Repeat every line exactly, keeping the pictures out of the copy.

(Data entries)

-- START --

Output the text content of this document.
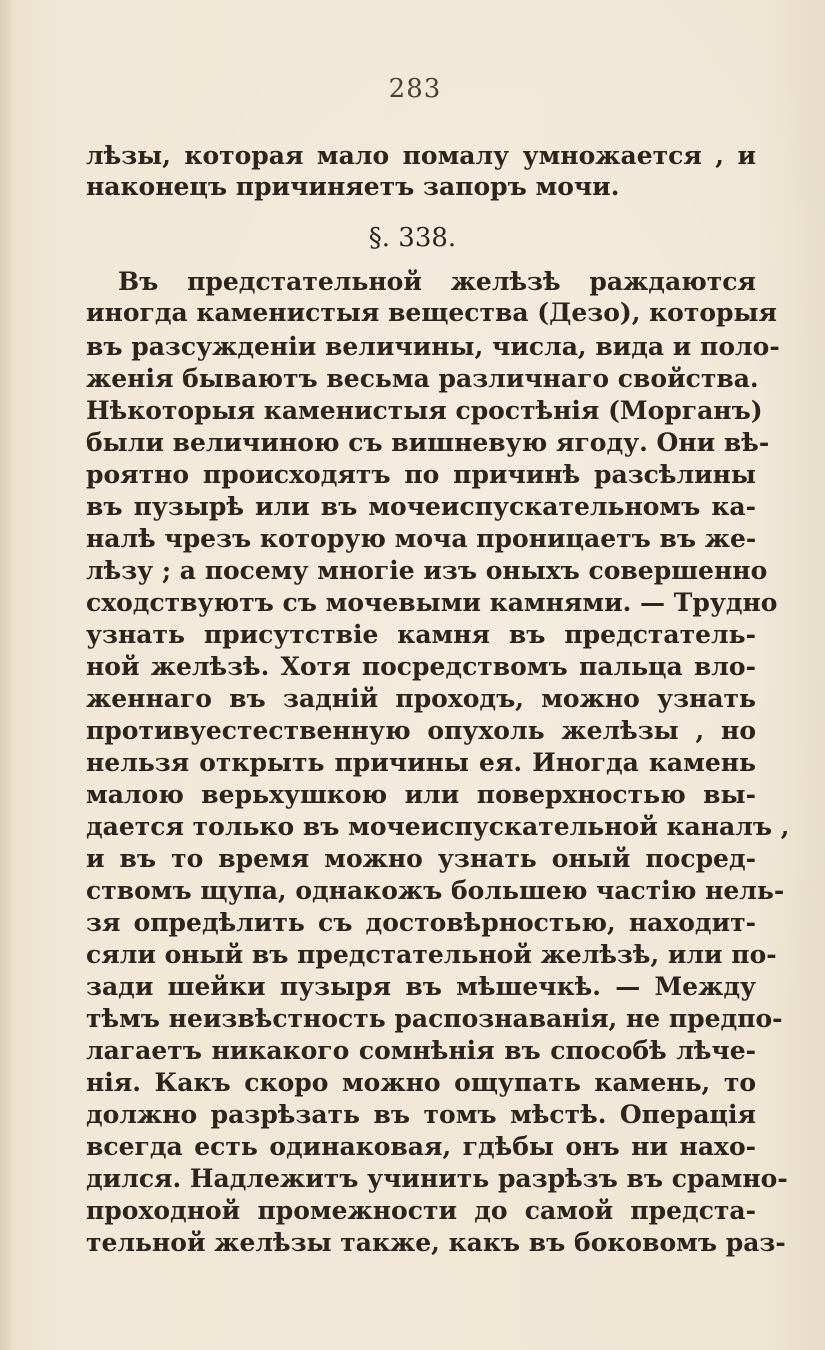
283
лѣзы, которая мало помалу умножается , и
наконецъ причиняетъ запоръ мочи.
§. 338.
Въ предстательной желѣзѣ раждаются
иногда каменистыя вещества (Дезо), которыя
въ разсужденіи величины, числа, вида и поло-
женія бываютъ весьма различнаго свойства.
Нѣкоторыя каменистыя сростѣнія (Морганъ)
были величиною съ вишневую ягоду. Они вѣ-
роятно происходятъ по причинѣ разсѣлины
въ пузырѣ или въ мочеиспускательномъ ка-
налѣ чрезъ которую моча проницаетъ въ же-
лѣзу ; а посему многіе изъ оныхъ совершенно
сходствуютъ съ мочевыми камнями. — Трудно
узнать присутствіе камня въ предстатель-
ной желѣзѣ. Хотя посредствомъ пальца вло-
женнаго въ задній проходъ, можно узнать
противуестественную опухоль желѣзы , но
нельзя открыть причины ея. Иногда камень
малою верьхушкою или поверхностью вы-
дается только въ мочеиспускательной каналъ ,
и въ то время можно узнать оный посред-
ствомъ щупа, однакожъ большею частію нель-
зя опредѣлить съ достовѣрностью, находит-
сяли оный въ предстательной желѣзѣ, или по-
зади шейки пузыря въ мѣшечкѣ. — Между
тѣмъ неизвѣстность распознаванія, не предпо-
лагаетъ никакого сомнѣнія въ способѣ лѣче-
нія. Какъ скоро можно ощупать камень, то
должно разрѣзать въ томъ мѣстѣ. Операція
всегда есть одинаковая, гдѣбы онъ ни нахо-
дился. Надлежитъ учинить разрѣзъ въ срамно-
проходной промежности до самой предста-
тельной желѣзы также, какъ въ боковомъ раз-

-- END --

**Problem solution**
Output the text content of this document.
283
лѣзы, которая мало помалу умножается , и
наконецъ причиняетъ запоръ мочи.
§. 338.
Въ предстательной желѣзѣ раждаются
иногда каменистыя вещества (Дезо), которыя
въ разсужденіи величины, числа, вида и поло-
женія бываютъ весьма различнаго свойства.
Нѣкоторыя каменистыя сростѣнія (Морганъ)
были величиною съ вишневую ягоду. Они вѣ-
роятно происходятъ по причинѣ разсѣлины
въ пузырѣ или въ мочеиспускательномъ ка-
налѣ чрезъ которую моча проницаетъ въ же-
лѣзу ; а посему многіе изъ оныхъ совершенно
сходствуютъ съ мочевыми камнями. — Трудно
узнать присутствіе камня въ предстатель-
ной желѣзѣ. Хотя посредствомъ пальца вло-
женнаго въ задній проходъ, можно узнать
противуестественную опухоль желѣзы , но
нельзя открыть причины ея. Иногда камень
малою верьхушкою или поверхностью вы-
дается только въ мочеиспускательной каналъ ,
и въ то время можно узнать оный посред-
ствомъ щупа, однакожъ большею частію нель-
зя опредѣлить съ достовѣрностью, находит-
сяли оный въ предстательной желѣзѣ, или по-
зади шейки пузыря въ мѣшечкѣ. — Между
тѣмъ неизвѣстность распознаванія, не предпо-
лагаетъ никакого сомнѣнія въ способѣ лѣче-
нія. Какъ скоро можно ощупать камень, то
должно разрѣзать въ томъ мѣстѣ. Операція
всегда есть одинаковая, гдѣбы онъ ни нахо-
дился. Надлежитъ учинить разрѣзъ въ срамно-
проходной промежности до самой предста-
тельной желѣзы также, какъ въ боковомъ раз-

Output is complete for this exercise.